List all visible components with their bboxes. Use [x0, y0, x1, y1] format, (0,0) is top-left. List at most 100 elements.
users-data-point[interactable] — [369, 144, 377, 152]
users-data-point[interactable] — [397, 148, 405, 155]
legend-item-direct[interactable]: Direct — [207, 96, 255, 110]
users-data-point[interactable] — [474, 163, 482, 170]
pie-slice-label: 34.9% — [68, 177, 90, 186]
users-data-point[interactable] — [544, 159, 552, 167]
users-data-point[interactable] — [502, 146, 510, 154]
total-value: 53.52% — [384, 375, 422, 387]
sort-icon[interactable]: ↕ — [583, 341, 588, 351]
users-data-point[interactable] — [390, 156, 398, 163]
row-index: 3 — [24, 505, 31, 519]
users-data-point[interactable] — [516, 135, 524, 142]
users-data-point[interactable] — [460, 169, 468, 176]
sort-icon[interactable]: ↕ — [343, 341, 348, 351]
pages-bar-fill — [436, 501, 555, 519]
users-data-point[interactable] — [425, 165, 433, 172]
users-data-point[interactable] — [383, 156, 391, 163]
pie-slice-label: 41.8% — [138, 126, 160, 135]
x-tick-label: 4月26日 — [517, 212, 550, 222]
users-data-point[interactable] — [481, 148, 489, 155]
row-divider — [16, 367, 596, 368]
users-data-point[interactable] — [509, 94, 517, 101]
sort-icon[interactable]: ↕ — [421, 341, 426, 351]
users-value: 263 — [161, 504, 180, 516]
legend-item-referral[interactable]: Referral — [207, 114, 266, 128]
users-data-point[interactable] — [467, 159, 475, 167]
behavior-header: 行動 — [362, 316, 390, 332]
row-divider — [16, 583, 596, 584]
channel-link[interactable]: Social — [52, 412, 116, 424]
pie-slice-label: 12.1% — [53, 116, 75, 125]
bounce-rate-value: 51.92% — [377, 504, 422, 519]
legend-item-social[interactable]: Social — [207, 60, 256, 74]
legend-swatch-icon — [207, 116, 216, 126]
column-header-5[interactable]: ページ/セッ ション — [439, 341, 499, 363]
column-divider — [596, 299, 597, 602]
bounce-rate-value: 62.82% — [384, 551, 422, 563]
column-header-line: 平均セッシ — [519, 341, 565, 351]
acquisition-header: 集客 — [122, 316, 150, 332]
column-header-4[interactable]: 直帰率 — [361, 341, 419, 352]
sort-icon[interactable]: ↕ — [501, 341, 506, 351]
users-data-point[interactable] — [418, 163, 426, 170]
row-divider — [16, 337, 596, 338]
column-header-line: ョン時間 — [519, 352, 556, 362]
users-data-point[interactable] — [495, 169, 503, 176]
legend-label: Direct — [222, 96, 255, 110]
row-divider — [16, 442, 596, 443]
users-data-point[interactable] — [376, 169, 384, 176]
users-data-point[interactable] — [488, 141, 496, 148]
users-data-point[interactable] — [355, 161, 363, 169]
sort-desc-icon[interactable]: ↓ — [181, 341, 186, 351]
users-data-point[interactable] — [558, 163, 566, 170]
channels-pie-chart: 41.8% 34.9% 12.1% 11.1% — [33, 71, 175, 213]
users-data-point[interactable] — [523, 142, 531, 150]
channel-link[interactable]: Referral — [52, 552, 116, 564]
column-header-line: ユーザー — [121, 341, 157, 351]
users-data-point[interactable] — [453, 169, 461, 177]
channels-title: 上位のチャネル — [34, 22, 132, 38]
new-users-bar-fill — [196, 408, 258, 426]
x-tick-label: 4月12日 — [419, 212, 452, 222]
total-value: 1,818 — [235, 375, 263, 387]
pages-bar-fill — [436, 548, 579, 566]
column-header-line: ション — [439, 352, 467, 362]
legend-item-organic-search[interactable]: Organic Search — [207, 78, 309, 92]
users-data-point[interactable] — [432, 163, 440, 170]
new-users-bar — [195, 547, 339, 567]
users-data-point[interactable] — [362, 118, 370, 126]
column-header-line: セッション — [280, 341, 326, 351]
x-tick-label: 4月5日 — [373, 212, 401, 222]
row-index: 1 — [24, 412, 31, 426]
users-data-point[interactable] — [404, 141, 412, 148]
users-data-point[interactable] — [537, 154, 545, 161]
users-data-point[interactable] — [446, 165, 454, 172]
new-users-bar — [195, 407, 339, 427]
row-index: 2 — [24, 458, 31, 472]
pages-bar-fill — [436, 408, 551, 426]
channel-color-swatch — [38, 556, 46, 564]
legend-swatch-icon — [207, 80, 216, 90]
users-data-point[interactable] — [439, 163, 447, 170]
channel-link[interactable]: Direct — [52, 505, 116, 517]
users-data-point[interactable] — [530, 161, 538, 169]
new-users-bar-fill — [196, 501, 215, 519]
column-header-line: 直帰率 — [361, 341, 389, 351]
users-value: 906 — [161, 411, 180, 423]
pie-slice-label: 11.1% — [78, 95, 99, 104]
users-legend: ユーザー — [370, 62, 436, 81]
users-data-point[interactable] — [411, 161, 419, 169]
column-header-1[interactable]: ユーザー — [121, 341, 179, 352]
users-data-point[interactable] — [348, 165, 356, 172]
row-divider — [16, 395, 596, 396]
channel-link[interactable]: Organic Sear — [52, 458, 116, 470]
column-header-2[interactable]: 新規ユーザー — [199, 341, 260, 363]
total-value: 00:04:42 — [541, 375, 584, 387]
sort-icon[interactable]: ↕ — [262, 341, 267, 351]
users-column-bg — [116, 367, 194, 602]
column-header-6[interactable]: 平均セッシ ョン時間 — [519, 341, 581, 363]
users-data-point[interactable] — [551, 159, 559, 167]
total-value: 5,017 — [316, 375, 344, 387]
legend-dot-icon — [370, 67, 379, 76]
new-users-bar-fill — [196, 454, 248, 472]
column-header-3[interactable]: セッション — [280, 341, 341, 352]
...
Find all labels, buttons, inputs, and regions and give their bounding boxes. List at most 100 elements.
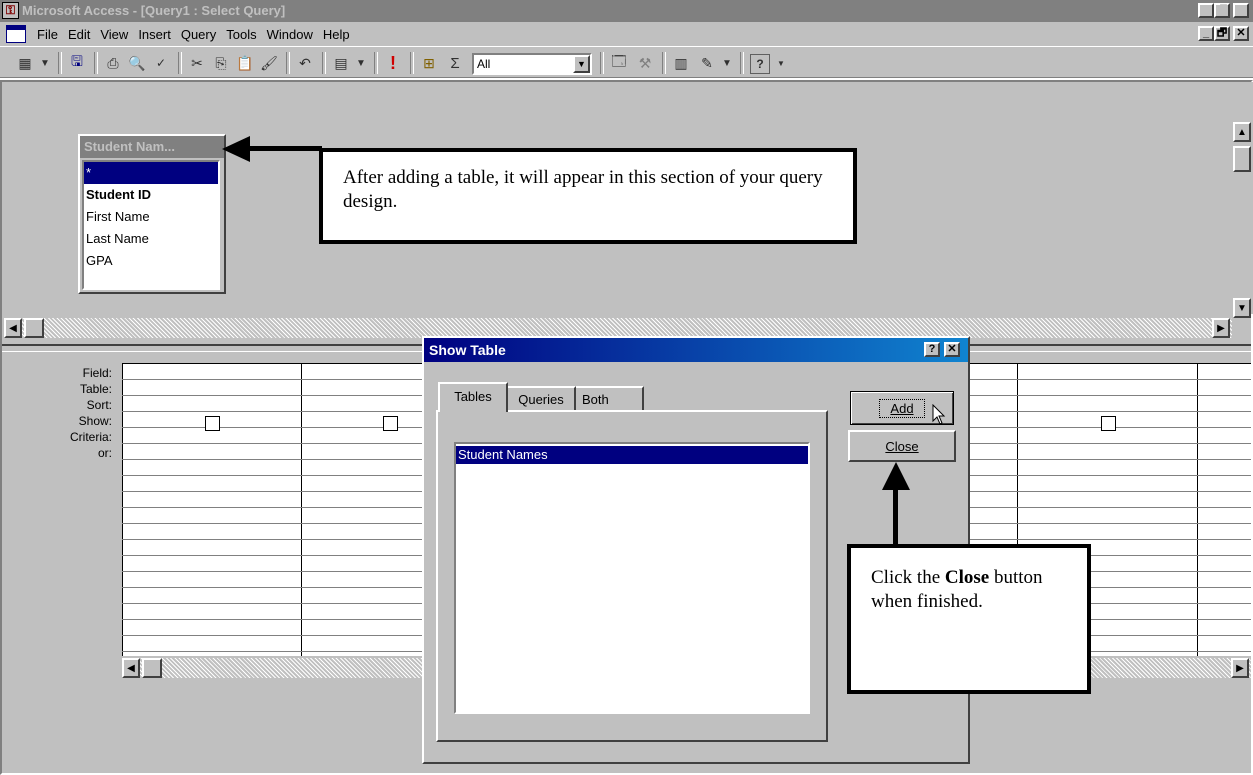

→ What you have to do: Begin at the line that contains "List all visible" and stop after the line that contains "users-data-point[interactable] — [397, 148, 405, 155]", including both. Reproduce these lines of the data in full, with the coordinates in the answers multiplied by 0.55 and rounded to whole numbers, halves rounded up.

→ Reply:
List all visible components with their bboxes. Use [x0, y0, x1, y1] format, (0,0) is top-left. List at most 100 elements.
users-data-point[interactable] — [203, 79, 207, 84]
users-data-point[interactable] — [218, 81, 223, 85]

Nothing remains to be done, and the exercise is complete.